[Records from a collection of figures]
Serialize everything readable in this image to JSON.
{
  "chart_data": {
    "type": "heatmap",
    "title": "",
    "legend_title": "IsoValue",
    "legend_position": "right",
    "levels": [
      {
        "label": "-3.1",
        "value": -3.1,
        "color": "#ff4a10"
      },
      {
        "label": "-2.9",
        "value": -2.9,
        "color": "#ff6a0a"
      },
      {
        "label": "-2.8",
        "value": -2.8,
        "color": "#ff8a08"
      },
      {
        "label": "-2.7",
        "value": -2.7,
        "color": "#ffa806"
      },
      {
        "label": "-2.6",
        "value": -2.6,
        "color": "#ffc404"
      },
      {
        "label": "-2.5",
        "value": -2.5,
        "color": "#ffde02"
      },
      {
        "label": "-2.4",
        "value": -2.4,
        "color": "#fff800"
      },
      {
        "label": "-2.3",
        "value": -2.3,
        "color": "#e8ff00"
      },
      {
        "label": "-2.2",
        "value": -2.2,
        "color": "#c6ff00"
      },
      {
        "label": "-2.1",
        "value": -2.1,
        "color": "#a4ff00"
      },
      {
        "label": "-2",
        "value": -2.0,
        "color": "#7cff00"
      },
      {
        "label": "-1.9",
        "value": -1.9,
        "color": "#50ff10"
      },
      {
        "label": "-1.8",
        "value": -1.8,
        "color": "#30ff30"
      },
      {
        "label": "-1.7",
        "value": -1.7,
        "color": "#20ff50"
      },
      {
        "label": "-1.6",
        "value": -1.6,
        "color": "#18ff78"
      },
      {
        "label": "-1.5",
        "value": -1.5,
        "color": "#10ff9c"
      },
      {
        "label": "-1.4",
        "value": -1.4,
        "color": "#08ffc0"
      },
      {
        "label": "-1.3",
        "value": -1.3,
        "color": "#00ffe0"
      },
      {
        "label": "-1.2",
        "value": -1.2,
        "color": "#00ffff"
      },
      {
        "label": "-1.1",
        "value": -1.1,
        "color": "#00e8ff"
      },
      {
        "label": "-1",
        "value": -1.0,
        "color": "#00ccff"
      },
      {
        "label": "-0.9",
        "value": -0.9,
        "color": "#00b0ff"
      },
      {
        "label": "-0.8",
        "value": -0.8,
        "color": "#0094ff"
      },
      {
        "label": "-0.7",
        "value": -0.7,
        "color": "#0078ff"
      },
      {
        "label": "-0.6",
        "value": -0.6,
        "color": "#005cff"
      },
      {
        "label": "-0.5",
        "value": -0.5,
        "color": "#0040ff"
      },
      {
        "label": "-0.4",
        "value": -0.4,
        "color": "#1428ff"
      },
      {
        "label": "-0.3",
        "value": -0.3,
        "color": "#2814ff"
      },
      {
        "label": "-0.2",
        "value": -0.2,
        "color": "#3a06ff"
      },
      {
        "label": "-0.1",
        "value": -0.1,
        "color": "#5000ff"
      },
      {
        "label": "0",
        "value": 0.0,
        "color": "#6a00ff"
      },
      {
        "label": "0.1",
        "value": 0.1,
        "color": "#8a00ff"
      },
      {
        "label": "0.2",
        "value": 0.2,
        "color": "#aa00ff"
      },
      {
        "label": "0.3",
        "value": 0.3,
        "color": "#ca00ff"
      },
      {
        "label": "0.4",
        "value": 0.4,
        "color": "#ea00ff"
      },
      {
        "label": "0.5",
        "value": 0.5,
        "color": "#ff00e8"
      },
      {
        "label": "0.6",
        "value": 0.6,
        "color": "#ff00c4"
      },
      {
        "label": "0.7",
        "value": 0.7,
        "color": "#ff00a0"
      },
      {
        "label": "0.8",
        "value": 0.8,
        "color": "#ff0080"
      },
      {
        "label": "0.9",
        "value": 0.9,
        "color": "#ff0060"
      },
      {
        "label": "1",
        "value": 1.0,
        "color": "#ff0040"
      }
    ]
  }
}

§ Do this
Give back all the data exactly as written.

§ Expected answer
Serialize everything readable in this image to JSON.
{
  "chart_data": {
    "type": "heatmap",
    "title": "",
    "legend_title": "IsoValue",
    "legend_position": "right",
    "levels": [
      {
        "label": "-3.1",
        "value": -3.1,
        "color": "#ff4a10"
      },
      {
        "label": "-2.9",
        "value": -2.9,
        "color": "#ff6a0a"
      },
      {
        "label": "-2.8",
        "value": -2.8,
        "color": "#ff8a08"
      },
      {
        "label": "-2.7",
        "value": -2.7,
        "color": "#ffa806"
      },
      {
        "label": "-2.6",
        "value": -2.6,
        "color": "#ffc404"
      },
      {
        "label": "-2.5",
        "value": -2.5,
        "color": "#ffde02"
      },
      {
        "label": "-2.4",
        "value": -2.4,
        "color": "#fff800"
      },
      {
        "label": "-2.3",
        "value": -2.3,
        "color": "#e8ff00"
      },
      {
        "label": "-2.2",
        "value": -2.2,
        "color": "#c6ff00"
      },
      {
        "label": "-2.1",
        "value": -2.1,
        "color": "#a4ff00"
      },
      {
        "label": "-2",
        "value": -2.0,
        "color": "#7cff00"
      },
      {
        "label": "-1.9",
        "value": -1.9,
        "color": "#50ff10"
      },
      {
        "label": "-1.8",
        "value": -1.8,
        "color": "#30ff30"
      },
      {
        "label": "-1.7",
        "value": -1.7,
        "color": "#20ff50"
      },
      {
        "label": "-1.6",
        "value": -1.6,
        "color": "#18ff78"
      },
      {
        "label": "-1.5",
        "value": -1.5,
        "color": "#10ff9c"
      },
      {
        "label": "-1.4",
        "value": -1.4,
        "color": "#08ffc0"
      },
      {
        "label": "-1.3",
        "value": -1.3,
        "color": "#00ffe0"
      },
      {
        "label": "-1.2",
        "value": -1.2,
        "color": "#00ffff"
      },
      {
        "label": "-1.1",
        "value": -1.1,
        "color": "#00e8ff"
      },
      {
        "label": "-1",
        "value": -1.0,
        "color": "#00ccff"
      },
      {
        "label": "-0.9",
        "value": -0.9,
        "color": "#00b0ff"
      },
      {
        "label": "-0.8",
        "value": -0.8,
        "color": "#0094ff"
      },
      {
        "label": "-0.7",
        "value": -0.7,
        "color": "#0078ff"
      },
      {
        "label": "-0.6",
        "value": -0.6,
        "color": "#005cff"
      },
      {
        "label": "-0.5",
        "value": -0.5,
        "color": "#0040ff"
      },
      {
        "label": "-0.4",
        "value": -0.4,
        "color": "#1428ff"
      },
      {
        "label": "-0.3",
        "value": -0.3,
        "color": "#2814ff"
      },
      {
        "label": "-0.2",
        "value": -0.2,
        "color": "#3a06ff"
      },
      {
        "label": "-0.1",
        "value": -0.1,
        "color": "#5000ff"
      },
      {
        "label": "0",
        "value": 0.0,
        "color": "#6a00ff"
      },
      {
        "label": "0.1",
        "value": 0.1,
        "color": "#8a00ff"
      },
      {
        "label": "0.2",
        "value": 0.2,
        "color": "#aa00ff"
      },
      {
        "label": "0.3",
        "value": 0.3,
        "color": "#ca00ff"
      },
      {
        "label": "0.4",
        "value": 0.4,
        "color": "#ea00ff"
      },
      {
        "label": "0.5",
        "value": 0.5,
        "color": "#ff00e8"
      },
      {
        "label": "0.6",
        "value": 0.6,
        "color": "#ff00c4"
      },
      {
        "label": "0.7",
        "value": 0.7,
        "color": "#ff00a0"
      },
      {
        "label": "0.8",
        "value": 0.8,
        "color": "#ff0080"
      },
      {
        "label": "0.9",
        "value": 0.9,
        "color": "#ff0060"
      },
      {
        "label": "1",
        "value": 1.0,
        "color": "#ff0040"
      }
    ]
  }
}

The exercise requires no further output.